**WHAT IS EXPECTED**: Extract each line holding the word "rating" from the entries.

**DATA**:
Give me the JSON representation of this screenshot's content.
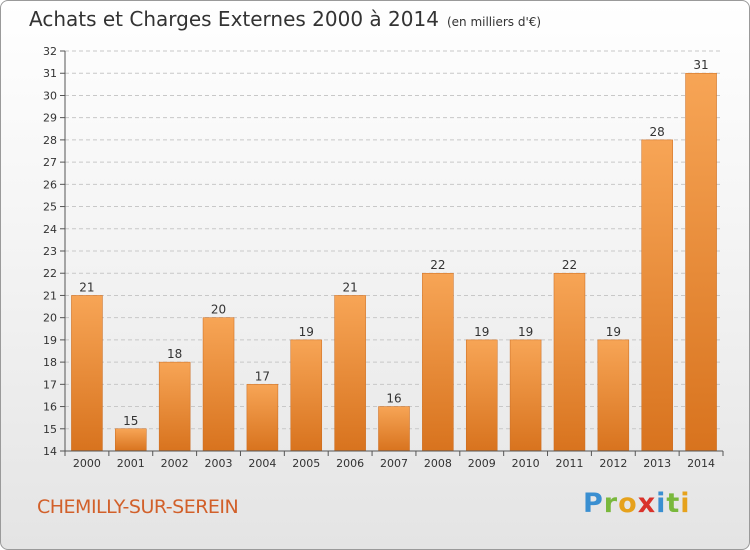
{
  "chart_data": {
    "type": "bar",
    "title": "Achats et Charges Externes 2000 à 2014",
    "subtitle": "(en milliers d'€)",
    "categories": [
      "2000",
      "2001",
      "2002",
      "2003",
      "2004",
      "2005",
      "2006",
      "2007",
      "2008",
      "2009",
      "2010",
      "2011",
      "2012",
      "2013",
      "2014"
    ],
    "values": [
      21,
      15,
      18,
      20,
      17,
      19,
      21,
      16,
      22,
      19,
      19,
      22,
      19,
      28,
      31
    ],
    "ylim": [
      14,
      32
    ],
    "yticks": [
      14,
      15,
      16,
      17,
      18,
      19,
      20,
      21,
      22,
      23,
      24,
      25,
      26,
      27,
      28,
      29,
      30,
      31,
      32
    ],
    "grid": true,
    "bar_color": "#f0913a"
  },
  "footer": {
    "commune": "CHEMILLY-SUR-SEREIN",
    "brand": "Proxiti"
  }
}
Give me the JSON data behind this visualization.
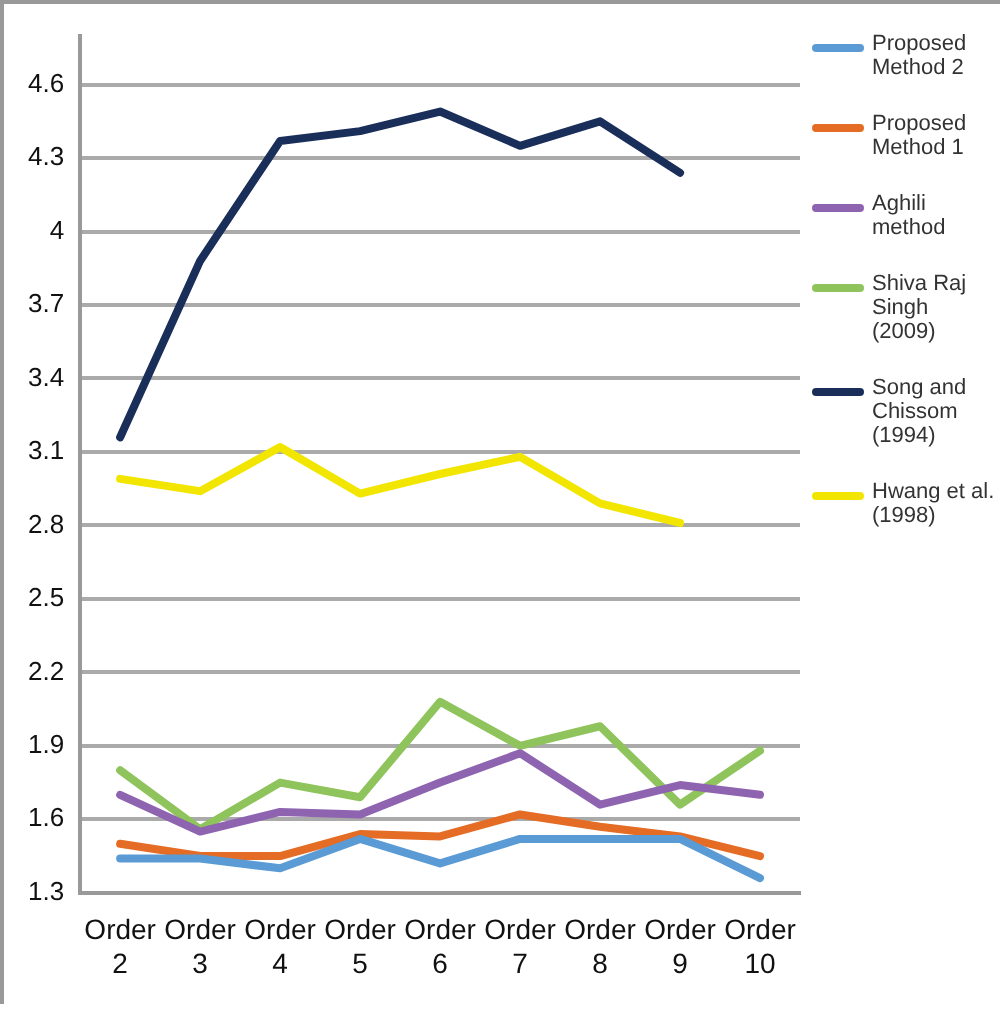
{
  "chart_data": {
    "type": "line",
    "categories": [
      "Order 2",
      "Order 3",
      "Order 4",
      "Order 5",
      "Order 6",
      "Order 7",
      "Order 8",
      "Order 9",
      "Order 10"
    ],
    "series": [
      {
        "name": "Proposed Method 2",
        "color": "#5b9bd5",
        "values": [
          1.44,
          1.44,
          1.4,
          1.52,
          1.42,
          1.52,
          1.52,
          1.52,
          1.36
        ]
      },
      {
        "name": "Proposed Method 1",
        "color": "#e46c24",
        "values": [
          1.5,
          1.45,
          1.45,
          1.54,
          1.53,
          1.62,
          1.57,
          1.53,
          1.45
        ]
      },
      {
        "name": "Aghili method",
        "color": "#8e64b0",
        "values": [
          1.7,
          1.55,
          1.63,
          1.62,
          1.75,
          1.87,
          1.66,
          1.74,
          1.7
        ]
      },
      {
        "name": "Shiva Raj Singh (2009)",
        "color": "#8fc45c",
        "values": [
          1.8,
          1.56,
          1.75,
          1.69,
          2.08,
          1.9,
          1.98,
          1.66,
          1.88
        ]
      },
      {
        "name": "Song and Chissom (1994)",
        "color": "#1a2e5a",
        "values": [
          3.16,
          3.88,
          4.37,
          4.41,
          4.49,
          4.35,
          4.45,
          4.24,
          null
        ]
      },
      {
        "name": "Hwang et al. (1998)",
        "color": "#f2e600",
        "values": [
          2.99,
          2.94,
          3.12,
          2.93,
          3.01,
          3.08,
          2.89,
          2.81,
          null
        ]
      }
    ],
    "ylim": [
      1.3,
      4.8
    ],
    "yticks": [
      1.3,
      1.6,
      1.9,
      2.2,
      2.5,
      2.8,
      3.1,
      3.4,
      3.7,
      4,
      4.3,
      4.6
    ],
    "grid": "y",
    "legend": "right",
    "marker": "none",
    "line_style": "solid"
  }
}
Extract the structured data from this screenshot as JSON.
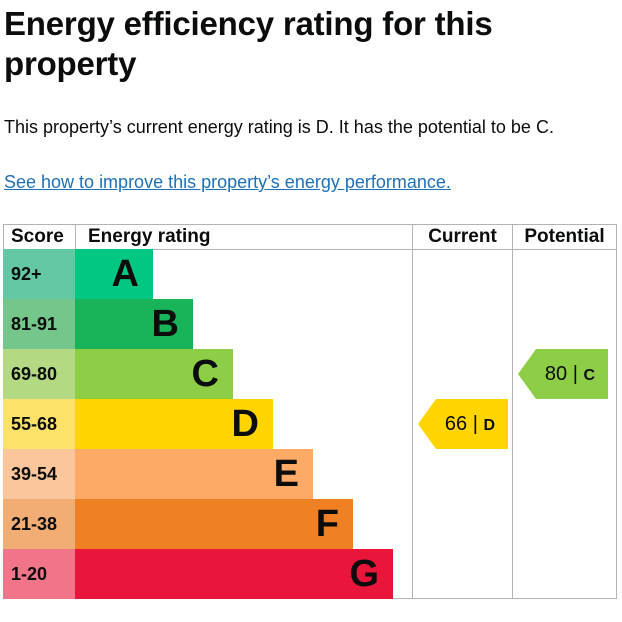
{
  "page": {
    "heading": "Energy efficiency rating for this property",
    "summary": "This property’s current energy rating is D. It has the potential to be C.",
    "link_text": "See how to improve this property’s energy performance."
  },
  "table": {
    "headers": {
      "score": "Score",
      "rating": "Energy rating",
      "current": "Current",
      "potential": "Potential"
    },
    "bands": [
      {
        "score": "92+",
        "letter": "A",
        "bar_color": "#00c781",
        "score_bg": "#63c8a3"
      },
      {
        "score": "81-91",
        "letter": "B",
        "bar_color": "#19b459",
        "score_bg": "#74c68b"
      },
      {
        "score": "69-80",
        "letter": "C",
        "bar_color": "#8dce46",
        "score_bg": "#b3da83"
      },
      {
        "score": "55-68",
        "letter": "D",
        "bar_color": "#ffd500",
        "score_bg": "#fde26a"
      },
      {
        "score": "39-54",
        "letter": "E",
        "bar_color": "#fcaa65",
        "score_bg": "#fbc69b"
      },
      {
        "score": "21-38",
        "letter": "F",
        "bar_color": "#ef8023",
        "score_bg": "#f2ad75"
      },
      {
        "score": "1-20",
        "letter": "G",
        "bar_color": "#e9153b",
        "score_bg": "#f17489"
      }
    ],
    "current": {
      "value": "66",
      "separator": "|",
      "letter": "D",
      "color": "#ffd500"
    },
    "potential": {
      "value": "80",
      "separator": "|",
      "letter": "C",
      "color": "#8dce46"
    }
  }
}
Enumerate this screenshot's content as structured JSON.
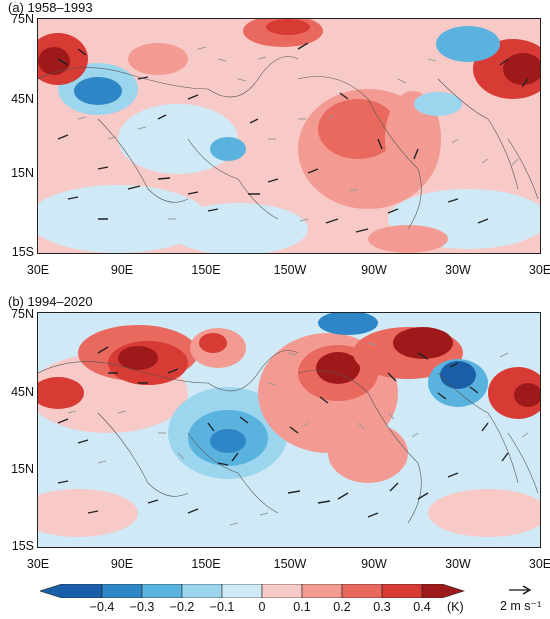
{
  "panels": [
    {
      "title": "(a)  1958–1993"
    },
    {
      "title": "(b)  1994–2020"
    }
  ],
  "lat_labels": [
    "75N",
    "45N",
    "15N",
    "15S"
  ],
  "lon_labels": [
    "30E",
    "90E",
    "150E",
    "150W",
    "90W",
    "30W",
    "30E"
  ],
  "colorbar": {
    "ticks": [
      "−0.4",
      "−0.3",
      "−0.2",
      "−0.1",
      "0",
      "0.1",
      "0.2",
      "0.3",
      "0.4"
    ],
    "unit": "(K)",
    "colors": [
      "#1a5fa8",
      "#2f86c6",
      "#5ab3de",
      "#9cd6ee",
      "#cfeaf6",
      "#f7c9c7",
      "#f39b92",
      "#e9695f",
      "#d83a34",
      "#9e1a1a"
    ]
  },
  "reference_vector": "2 m s⁻¹"
}
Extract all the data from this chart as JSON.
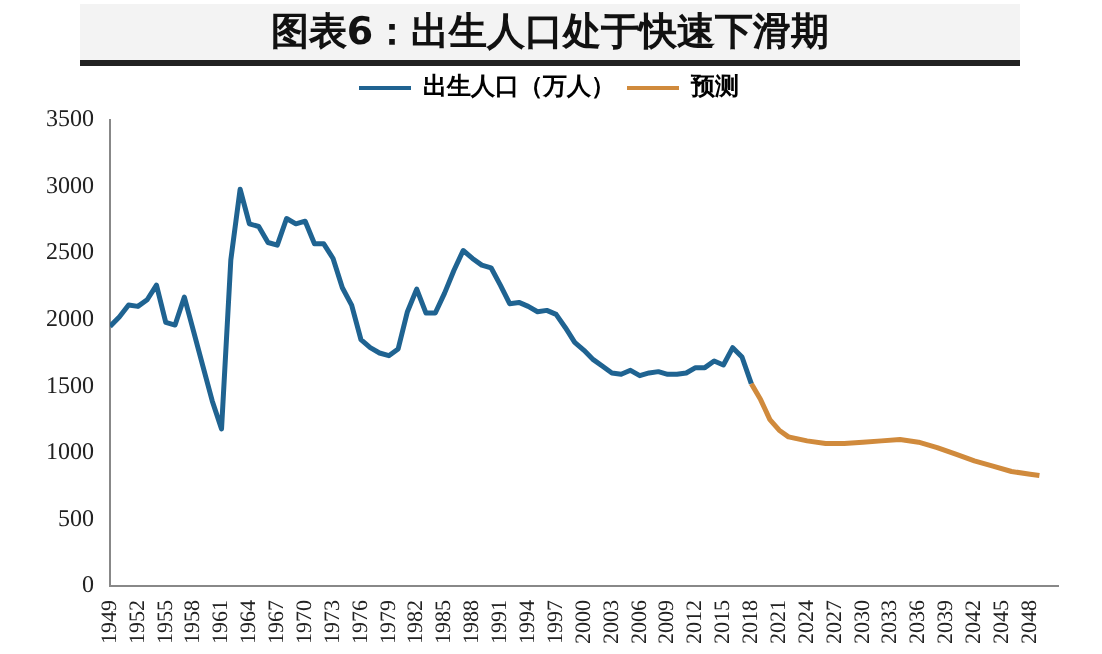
{
  "chart_data": {
    "type": "line",
    "title": "图表6：出生人口处于快速下滑期",
    "legend": "top",
    "grid": false,
    "marker": "none",
    "line_style": "solid",
    "xlim": [
      1949,
      2051
    ],
    "xticks": [
      1949,
      1952,
      1955,
      1958,
      1961,
      1964,
      1967,
      1970,
      1973,
      1976,
      1979,
      1982,
      1985,
      1988,
      1991,
      1994,
      1997,
      2000,
      2003,
      2006,
      2009,
      2012,
      2015,
      2018,
      2021,
      2024,
      2027,
      2030,
      2033,
      2036,
      2039,
      2042,
      2045,
      2048
    ],
    "ylim": [
      0,
      3500
    ],
    "yticks": [
      0,
      500,
      1000,
      1500,
      2000,
      2500,
      3000,
      3500
    ],
    "series": [
      {
        "name": "出生人口（万人）",
        "color": "#1f6391",
        "x": [
          1949,
          1950,
          1951,
          1952,
          1953,
          1954,
          1955,
          1956,
          1957,
          1958,
          1959,
          1960,
          1961,
          1962,
          1963,
          1964,
          1965,
          1966,
          1967,
          1968,
          1969,
          1970,
          1971,
          1972,
          1973,
          1974,
          1975,
          1976,
          1977,
          1978,
          1979,
          1980,
          1981,
          1982,
          1983,
          1984,
          1985,
          1986,
          1987,
          1988,
          1989,
          1990,
          1991,
          1992,
          1993,
          1994,
          1995,
          1996,
          1997,
          1998,
          1999,
          2000,
          2001,
          2002,
          2003,
          2004,
          2005,
          2006,
          2007,
          2008,
          2009,
          2010,
          2011,
          2012,
          2013,
          2014,
          2015,
          2016,
          2017,
          2018
        ],
        "values": [
          1950,
          2020,
          2110,
          2100,
          2150,
          2260,
          1980,
          1960,
          2170,
          1910,
          1650,
          1390,
          1180,
          2450,
          2980,
          2720,
          2700,
          2580,
          2560,
          2760,
          2720,
          2740,
          2570,
          2570,
          2460,
          2240,
          2110,
          1850,
          1790,
          1750,
          1730,
          1780,
          2060,
          2230,
          2050,
          2050,
          2200,
          2370,
          2520,
          2460,
          2410,
          2390,
          2260,
          2120,
          2130,
          2100,
          2060,
          2070,
          2040,
          1940,
          1830,
          1770,
          1700,
          1650,
          1600,
          1590,
          1620,
          1580,
          1600,
          1610,
          1590,
          1590,
          1600,
          1640,
          1640,
          1690,
          1660,
          1790,
          1720,
          1520
        ]
      },
      {
        "name": "预测",
        "color": "#d08a3c",
        "x": [
          2018,
          2019,
          2020,
          2021,
          2022,
          2024,
          2026,
          2028,
          2030,
          2032,
          2034,
          2036,
          2038,
          2040,
          2042,
          2044,
          2046,
          2048,
          2049
        ],
        "values": [
          1520,
          1400,
          1250,
          1170,
          1120,
          1090,
          1070,
          1070,
          1080,
          1090,
          1100,
          1080,
          1040,
          990,
          940,
          900,
          860,
          840,
          830
        ]
      }
    ]
  }
}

**REPLY**:
    "heading": "Energy efficiency rating for this property",
    "summary": "This property’s current energy rating is D. It has the potential to be C.",
      "rating": "Energy rating",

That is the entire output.